SOURCE TEXT:
>> start

It is the same vision of two worlds as in Eliot and Lindsay, the heart-of-darkness Africa which is a sinister shadow or screen behind the world of the modern American black city dweller.  It is a vision of darkness and imprisonment (much like the scene with which Ralph Ellison opens and closes his 1951 novel Invisible Man, self-chosen exile in an underground chamber like an oubliette from Edgar Allan Poe).
            Crane’s poem includes elements of urban squalor (gnats and roaches), a symbol of the minstrel-figure black man (the tambourine, traditional instrument of the minstrel show’s “end men,” used to punctuate jokes), the image of the rotting “carcass” (of what?  or whom?) that emblemizes Africa (like the skulls around Mr. Kurtz’s compound in Heart of Darkness) and the little story about Aesop, our oldest classical fabulist, and his fable of “slow and steady wins the race.”  The first lines of the poem are an epigram that sets up the rest of the images and seem to mean something like The black man, excluded from our world by decree and custom, is even in exile and neglect an implicit rebuke to us.  The following images, disconnected and like a free-association collage, are striking and haunting, especially the line that suggests lost royalty in an ancient, non-squalid Africa—“some mid-kingdom, dark”—which make the forlorn black man an imprisoned ruler, a lost king.  Is he neglected, like Aesop’s grave?  Is he an imprisoned philosopher, like Boethius driven to stoic consolations?  His mind “wanders” in the mid-kingdom of thought, and the word “incantations” suggests magic, perhaps something like vodun, the misunderstood Afro-Caribbean belief—voodoo or hoodoo.

>> end

SOURCE MATERIAL:
>> start

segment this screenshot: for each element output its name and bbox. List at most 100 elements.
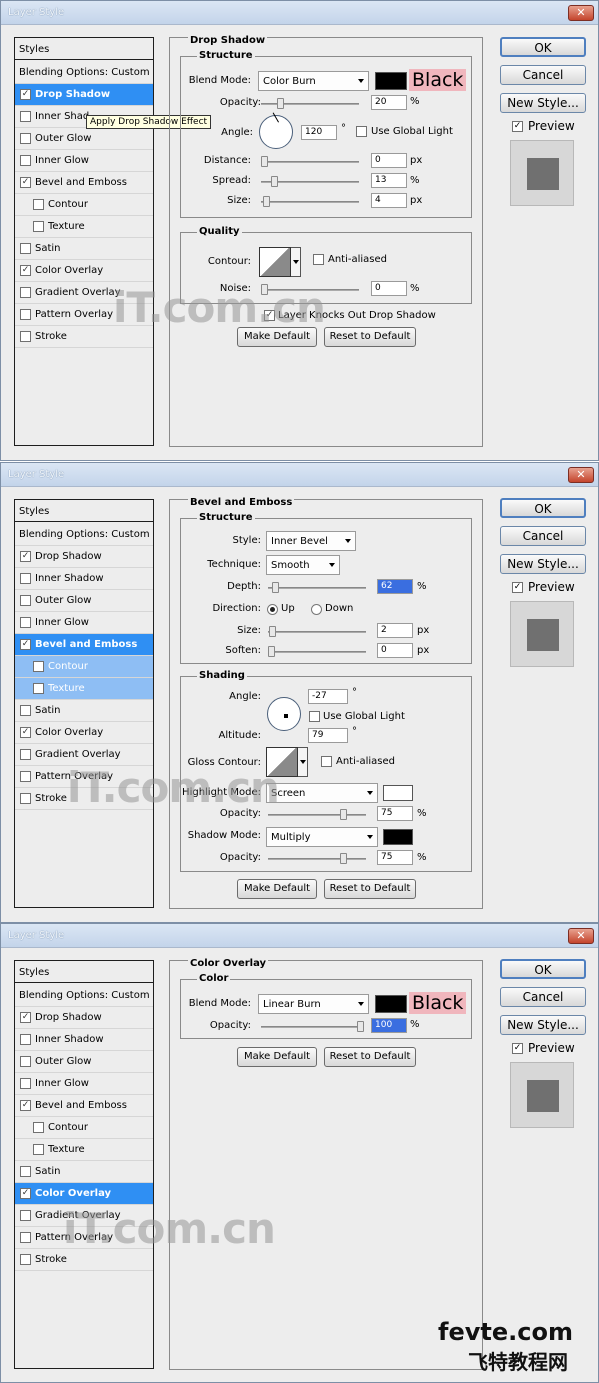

>> end

WHAT THE TASK REQUIRES: Copy the full passage about Crane's poem above, word for word.

EXERCISE RESPONSE:
It is the same vision of two worlds as in Eliot and Lindsay, the heart-of-darkness Africa which is a sinister shadow or screen behind the world of the modern American black city dweller.  It is a vision of darkness and imprisonment (much like the scene with which Ralph Ellison opens and closes his 1951 novel Invisible Man, self-chosen exile in an underground chamber like an oubliette from Edgar Allan Poe).
            Crane’s poem includes elements of urban squalor (gnats and roaches), a symbol of the minstrel-figure black man (the tambourine, traditional instrument of the minstrel show’s “end men,” used to punctuate jokes), the image of the rotting “carcass” (of what?  or whom?) that emblemizes Africa (like the skulls around Mr. Kurtz’s compound in Heart of Darkness) and the little story about Aesop, our oldest classical fabulist, and his fable of “slow and steady wins the race.”  The first lines of the poem are an epigram that sets up the rest of the images and seem to mean something like The black man, excluded from our world by decree and custom, is even in exile and neglect an implicit rebuke to us.  The following images, disconnected and like a free-association collage, are striking and haunting, especially the line that suggests lost royalty in an ancient, non-squalid Africa—“some mid-kingdom, dark”—which make the forlorn black man an imprisoned ruler, a lost king.  Is he neglected, like Aesop’s grave?  Is he an imprisoned philosopher, like Boethius driven to stoic consolations?  His mind “wanders” in the mid-kingdom of thought, and the word “incantations” suggests magic, perhaps something like vodun, the misunderstood Afro-Caribbean belief—voodoo or hoodoo.